WORK INSTRUCTIONS
Pictures stay out of your copy, but everything else in the records below must be repeated exactly.

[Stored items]
>>>>

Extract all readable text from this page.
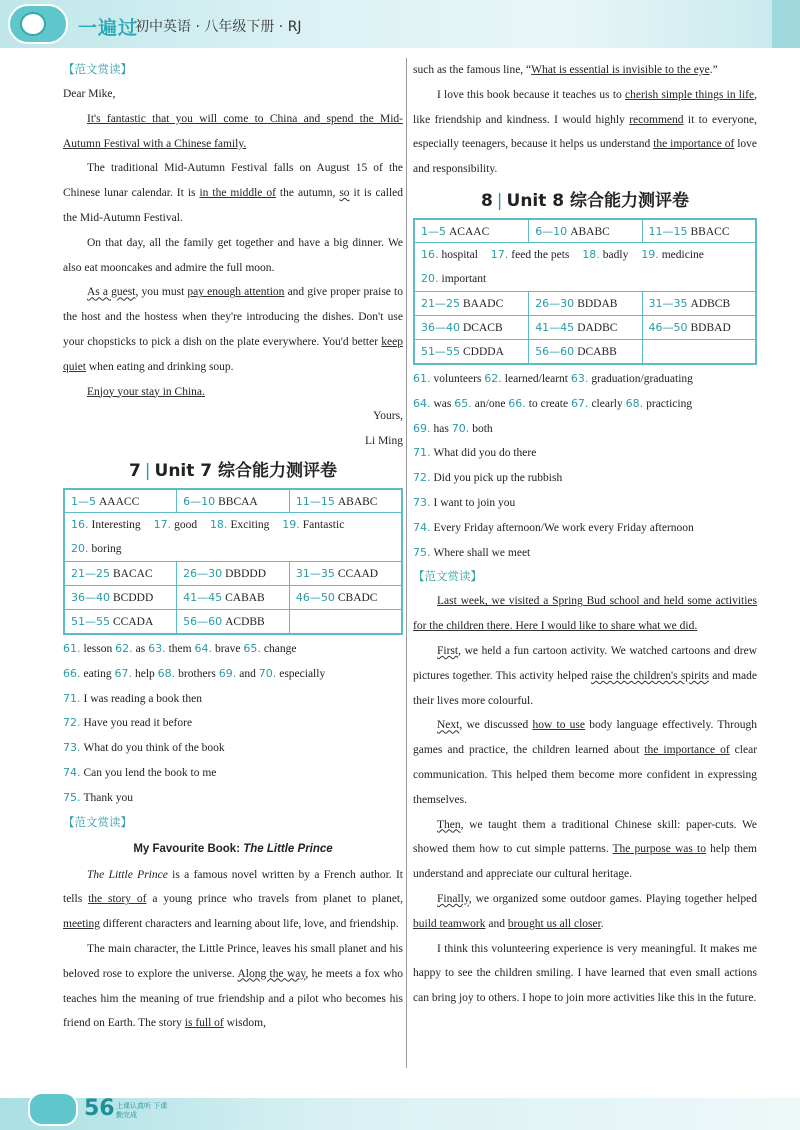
一遍过
初中英语 · 八年级下册 · RJ
【范文赏读】
Dear Mike,
It's fantastic that you will come to China and spend the Mid-Autumn Festival with a Chinese family.
The traditional Mid-Autumn Festival falls on August 15 of the Chinese lunar calendar. It is in the middle of the autumn, so it is called the Mid-Autumn Festival.
On that day, all the family get together and have a big dinner. We also eat mooncakes and admire the full moon.
As a guest, you must pay enough attention and give proper praise to the host and the hostess when they're introducing the dishes. Don't use your chopsticks to pick a dish on the plate everywhere. You'd better keep quiet when eating and drinking soup.
Enjoy your stay in China.
Yours,
Li Ming
7 | Unit 7 综合能力测评卷
1—5 AAACC	6—10 BBCAA	11—15 ABABC
16. Interesting 17. good 18. Exciting 19. Fantastic
20. boring		
21—25 BACAC	26—30 DBDDD	31—35 CCAAD
36—40 BCDDD	41—45 CABAB	46—50 CBADC
51—55 CCADA	56—60 ACDBB	
61. lesson 62. as 63. them 64. brave 65. change
66. eating 67. help 68. brothers 69. and 70. especially
71. I was reading a book then
72. Have you read it before
73. What do you think of the book
74. Can you lend the book to me
75. Thank you
【范文赏读】
My Favourite Book: The Little Prince
The Little Prince is a famous novel written by a French author. It tells the story of a young prince who travels from planet to planet, meeting different characters and learning about life, love, and friendship.
The main character, the Little Prince, leaves his small planet and his beloved rose to explore the universe. Along the way, he meets a fox who teaches him the meaning of true friendship and a pilot who becomes his friend on Earth. The story is full of wisdom,
such as the famous line, “What is essential is invisible to the eye.”
I love this book because it teaches us to cherish simple things in life, like friendship and kindness. I would highly recommend it to everyone, especially teenagers, because it helps us understand the importance of love and responsibility.
8 | Unit 8 综合能力测评卷
1—5 ACAAC	6—10 ABABC	11—15 BBACC
16. hospital 17. feed the pets 18. badly 19. medicine
20. important		
21—25 BAADC	26—30 BDDAB	31—35 ADBCB
36—40 DCACB	41—45 DADBC	46—50 BDBAD
51—55 CDDDA	56—60 DCABB	
61. volunteers 62. learned/learnt 63. graduation/graduating
64. was 65. an/one 66. to create 67. clearly 68. practicing
69. has 70. both
71. What did you do there
72. Did you pick up the rubbish
73. I want to join you
74. Every Friday afternoon/We work every Friday afternoon
75. Where shall we meet
【范文赏读】
Last week, we visited a Spring Bud school and held some activities for the children there. Here I would like to share what we did.
First, we held a fun cartoon activity. We watched cartoons and drew pictures together. This activity helped raise the children's spirits and made their lives more colourful.
Next, we discussed how to use body language effectively. Through games and practice, the children learned about the importance of clear communication. This helped them become more confident in expressing themselves.
Then, we taught them a traditional Chinese skill: paper-cuts. We showed them how to cut simple patterns. The purpose was to help them understand and appreciate our cultural heritage.
Finally, we organized some outdoor games. Playing together helped build teamwork and brought us all closer.
I think this volunteering experience is very meaningful. It makes me happy to see the children smiling. I have learned that even small actions can bring joy to others. I hope to join more activities like this in the future.
56 上课认真听 下课勤完成
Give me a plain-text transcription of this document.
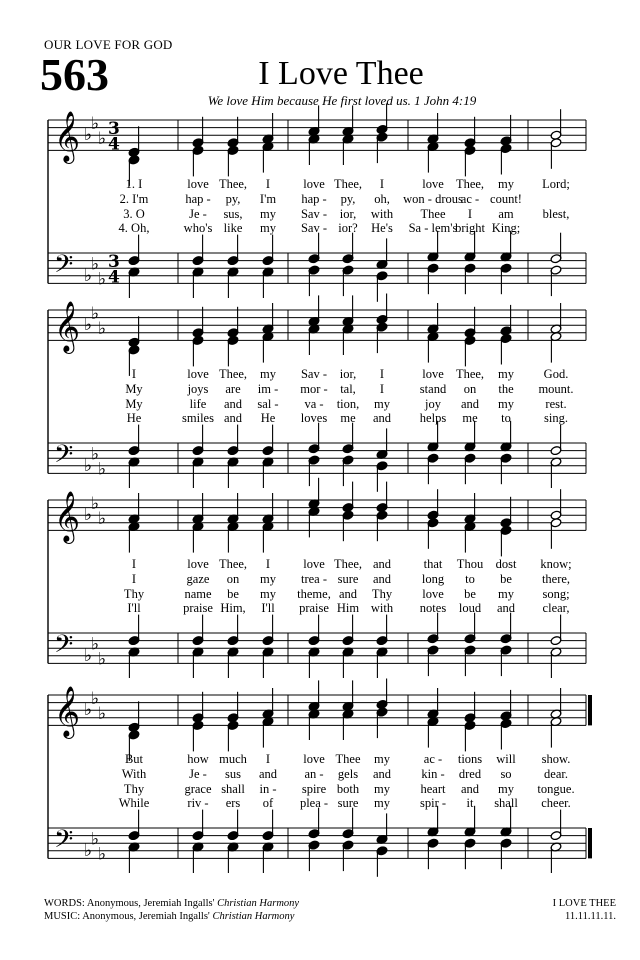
OUR LOVE FOR GOD
563	I Love Thee
We love Him because He first loved us. 1 John 4:19
𝄞
𝄢
♭
♭
♭
♭
♭
♭
3
4
3
4
𝄞
𝄢
♭
♭
♭
♭
♭
♭
𝄞
𝄢
♭
♭
♭
♭
♭
♭
𝄞
𝄢
♭
♭
♭
♭
♭
♭
1. I	love Thee, I	love Thee, I	love Thee, my Lord;
2. I'm	hap - py, I'm hap - py, oh, won - drous
ac - count!
3. O	Je - sus, my Sav - ior, with Thee I am blest,
4. Oh,	who's like my Sav - ior? He's Sa - lem's
bright King;
I	love Thee, my Sav - ior, I	love Thee, my God.
My	joys are im - mor - tal, I	stand on the mount.
My	life and sal - va - tion, my	joy and my	rest.
He	smiles and He loves me and helps me to	sing.
I	love Thee, I	love Thee, and	that Thou dost know;
I	gaze on my trea - sure and long to be there,
Thy	name be my theme, and Thy love be my song;
I'll	praise Him, I'll praise Him with notes loud and clear,
But	how much I	love Thee my	ac - tions will show.
With	Je - sus and an - gels and kin - dred so	dear.
Thy	grace shall in - spire both my heart and my tongue.
While	riv - ers of plea - sure my spir - it shall cheer.
WORDS: Anonymous, Jeremiah Ingalls' Christian Harmony
MUSIC: Anonymous, Jeremiah Ingalls' Christian Harmony
I LOVE THEE
11.11.11.11.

<<<<

EXPECTED ANSWER
Extract all readable text from this page.
一遍过
初中英语 · 八年级下册 · RJ
【范文赏读】
Dear Mike,
It's fantastic that you will come to China and spend the Mid-Autumn Festival with a Chinese family.
The traditional Mid-Autumn Festival falls on August 15 of the Chinese lunar calendar. It is in the middle of the autumn, so it is called the Mid-Autumn Festival.
On that day, all the family get together and have a big dinner. We also eat mooncakes and admire the full moon.
As a guest, you must pay enough attention and give proper praise to the host and the hostess when they're introducing the dishes. Don't use your chopsticks to pick a dish on the plate everywhere. You'd better keep quiet when eating and drinking soup.
Enjoy your stay in China.
Yours,
Li Ming
7 | Unit 7 综合能力测评卷
1—5 AAACC	6—10 BBCAA	11—15 ABABC
16. Interesting 17. good 18. Exciting 19. Fantastic
20. boring		
21—25 BACAC	26—30 DBDDD	31—35 CCAAD
36—40 BCDDD	41—45 CABAB	46—50 CBADC
51—55 CCADA	56—60 ACDBB	
61. lesson 62. as 63. them 64. brave 65. change
66. eating 67. help 68. brothers 69. and 70. especially
71. I was reading a book then
72. Have you read it before
73. What do you think of the book
74. Can you lend the book to me
75. Thank you
【范文赏读】
My Favourite Book: The Little Prince
The Little Prince is a famous novel written by a French author. It tells the story of a young prince who travels from planet to planet, meeting different characters and learning about life, love, and friendship.
The main character, the Little Prince, leaves his small planet and his beloved rose to explore the universe. Along the way, he meets a fox who teaches him the meaning of true friendship and a pilot who becomes his friend on Earth. The story is full of wisdom,
such as the famous line, “What is essential is invisible to the eye.”
I love this book because it teaches us to cherish simple things in life, like friendship and kindness. I would highly recommend it to everyone, especially teenagers, because it helps us understand the importance of love and responsibility.
8 | Unit 8 综合能力测评卷
1—5 ACAAC	6—10 ABABC	11—15 BBACC
16. hospital 17. feed the pets 18. badly 19. medicine
20. important		
21—25 BAADC	26—30 BDDAB	31—35 ADBCB
36—40 DCACB	41—45 DADBC	46—50 BDBAD
51—55 CDDDA	56—60 DCABB	
61. volunteers 62. learned/learnt 63. graduation/graduating
64. was 65. an/one 66. to create 67. clearly 68. practicing
69. has 70. both
71. What did you do there
72. Did you pick up the rubbish
73. I want to join you
74. Every Friday afternoon/We work every Friday afternoon
75. Where shall we meet
【范文赏读】
Last week, we visited a Spring Bud school and held some activities for the children there. Here I would like to share what we did.
First, we held a fun cartoon activity. We watched cartoons and drew pictures together. This activity helped raise the children's spirits and made their lives more colourful.
Next, we discussed how to use body language effectively. Through games and practice, the children learned about the importance of clear communication. This helped them become more confident in expressing themselves.
Then, we taught them a traditional Chinese skill: paper-cuts. We showed them how to cut simple patterns. The purpose was to help them understand and appreciate our cultural heritage.
Finally, we organized some outdoor games. Playing together helped build teamwork and brought us all closer.
I think this volunteering experience is very meaningful. It makes me happy to see the children smiling. I have learned that even small actions can bring joy to others. I hope to join more activities like this in the future.
56 上课认真听 下课勤完成
Give me a plain-text transcription of this document.
OUR LOVE FOR GOD
563	I Love Thee
We love Him because He first loved us. 1 John 4:19
𝄞
𝄢
♭
♭
♭
♭
♭
♭
3
4
3
4
𝄞
𝄢
♭
♭
♭
♭
♭
♭
𝄞
𝄢
♭
♭
♭
♭
♭
♭
𝄞
𝄢
♭
♭
♭
♭
♭
♭
1. I	love Thee, I	love Thee, I	love Thee, my Lord;
2. I'm	hap - py, I'm hap - py, oh, won - drous
ac - count!
3. O	Je - sus, my Sav - ior, with Thee I am blest,
4. Oh,	who's like my Sav - ior? He's Sa - lem's
bright King;
I	love Thee, my Sav - ior, I	love Thee, my God.
My	joys are im - mor - tal, I	stand on the mount.
My	life and sal - va - tion, my	joy and my	rest.
He	smiles and He loves me and helps me to	sing.
I	love Thee, I	love Thee, and	that Thou dost know;
I	gaze on my trea - sure and long to be there,
Thy	name be my theme, and Thy love be my song;
I'll	praise Him, I'll praise Him with notes loud and clear,
But	how much I	love Thee my	ac - tions will show.
With	Je - sus and an - gels and kin - dred so	dear.
Thy	grace shall in - spire both my heart and my tongue.
While	riv - ers of plea - sure my spir - it shall cheer.
WORDS: Anonymous, Jeremiah Ingalls' Christian Harmony
MUSIC: Anonymous, Jeremiah Ingalls' Christian Harmony
I LOVE THEE
11.11.11.11.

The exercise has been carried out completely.